• **DATASET EXTRACT**
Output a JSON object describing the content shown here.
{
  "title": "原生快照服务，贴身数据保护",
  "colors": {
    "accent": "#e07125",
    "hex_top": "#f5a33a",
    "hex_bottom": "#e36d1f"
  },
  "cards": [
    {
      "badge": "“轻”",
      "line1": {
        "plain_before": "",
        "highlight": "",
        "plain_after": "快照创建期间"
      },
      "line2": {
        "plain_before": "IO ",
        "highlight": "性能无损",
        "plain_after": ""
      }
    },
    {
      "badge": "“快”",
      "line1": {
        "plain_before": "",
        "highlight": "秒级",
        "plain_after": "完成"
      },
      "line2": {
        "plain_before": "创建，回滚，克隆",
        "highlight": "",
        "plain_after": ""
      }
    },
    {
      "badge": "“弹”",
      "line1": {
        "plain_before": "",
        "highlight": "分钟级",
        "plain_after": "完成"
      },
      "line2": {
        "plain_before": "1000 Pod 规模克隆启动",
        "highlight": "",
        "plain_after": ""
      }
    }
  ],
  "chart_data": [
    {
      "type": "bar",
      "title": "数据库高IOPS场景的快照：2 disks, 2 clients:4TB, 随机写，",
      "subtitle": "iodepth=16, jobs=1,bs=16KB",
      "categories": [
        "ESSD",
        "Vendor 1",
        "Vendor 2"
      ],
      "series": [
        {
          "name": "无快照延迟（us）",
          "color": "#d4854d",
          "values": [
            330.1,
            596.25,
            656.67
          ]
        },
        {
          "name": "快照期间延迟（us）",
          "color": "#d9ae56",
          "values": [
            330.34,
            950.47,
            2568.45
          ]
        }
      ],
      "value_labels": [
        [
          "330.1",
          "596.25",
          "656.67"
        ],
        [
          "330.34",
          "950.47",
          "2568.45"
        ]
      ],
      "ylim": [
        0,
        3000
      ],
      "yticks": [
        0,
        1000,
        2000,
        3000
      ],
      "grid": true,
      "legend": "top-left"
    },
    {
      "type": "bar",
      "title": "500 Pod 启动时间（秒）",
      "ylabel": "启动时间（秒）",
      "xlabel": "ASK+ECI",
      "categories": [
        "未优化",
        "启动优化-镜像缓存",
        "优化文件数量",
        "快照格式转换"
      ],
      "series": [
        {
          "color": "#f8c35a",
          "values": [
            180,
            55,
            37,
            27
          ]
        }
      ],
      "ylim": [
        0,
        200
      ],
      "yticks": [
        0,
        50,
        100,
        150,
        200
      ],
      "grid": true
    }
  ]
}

• **WORK REQUIRED**
Return every entry verbatim.

• **THE REPLY**
Output a JSON object describing the content shown here.
{
  "title": "原生快照服务，贴身数据保护",
  "colors": {
    "accent": "#e07125",
    "hex_top": "#f5a33a",
    "hex_bottom": "#e36d1f"
  },
  "cards": [
    {
      "badge": "“轻”",
      "line1": {
        "plain_before": "",
        "highlight": "",
        "plain_after": "快照创建期间"
      },
      "line2": {
        "plain_before": "IO ",
        "highlight": "性能无损",
        "plain_after": ""
      }
    },
    {
      "badge": "“快”",
      "line1": {
        "plain_before": "",
        "highlight": "秒级",
        "plain_after": "完成"
      },
      "line2": {
        "plain_before": "创建，回滚，克隆",
        "highlight": "",
        "plain_after": ""
      }
    },
    {
      "badge": "“弹”",
      "line1": {
        "plain_before": "",
        "highlight": "分钟级",
        "plain_after": "完成"
      },
      "line2": {
        "plain_before": "1000 Pod 规模克隆启动",
        "highlight": "",
        "plain_after": ""
      }
    }
  ],
  "chart_data": [
    {
      "type": "bar",
      "title": "数据库高IOPS场景的快照：2 disks, 2 clients:4TB, 随机写，",
      "subtitle": "iodepth=16, jobs=1,bs=16KB",
      "categories": [
        "ESSD",
        "Vendor 1",
        "Vendor 2"
      ],
      "series": [
        {
          "name": "无快照延迟（us）",
          "color": "#d4854d",
          "values": [
            330.1,
            596.25,
            656.67
          ]
        },
        {
          "name": "快照期间延迟（us）",
          "color": "#d9ae56",
          "values": [
            330.34,
            950.47,
            2568.45
          ]
        }
      ],
      "value_labels": [
        [
          "330.1",
          "596.25",
          "656.67"
        ],
        [
          "330.34",
          "950.47",
          "2568.45"
        ]
      ],
      "ylim": [
        0,
        3000
      ],
      "yticks": [
        0,
        1000,
        2000,
        3000
      ],
      "grid": true,
      "legend": "top-left"
    },
    {
      "type": "bar",
      "title": "500 Pod 启动时间（秒）",
      "ylabel": "启动时间（秒）",
      "xlabel": "ASK+ECI",
      "categories": [
        "未优化",
        "启动优化-镜像缓存",
        "优化文件数量",
        "快照格式转换"
      ],
      "series": [
        {
          "color": "#f8c35a",
          "values": [
            180,
            55,
            37,
            27
          ]
        }
      ],
      "ylim": [
        0,
        200
      ],
      "yticks": [
        0,
        50,
        100,
        150,
        200
      ],
      "grid": true
    }
  ]
}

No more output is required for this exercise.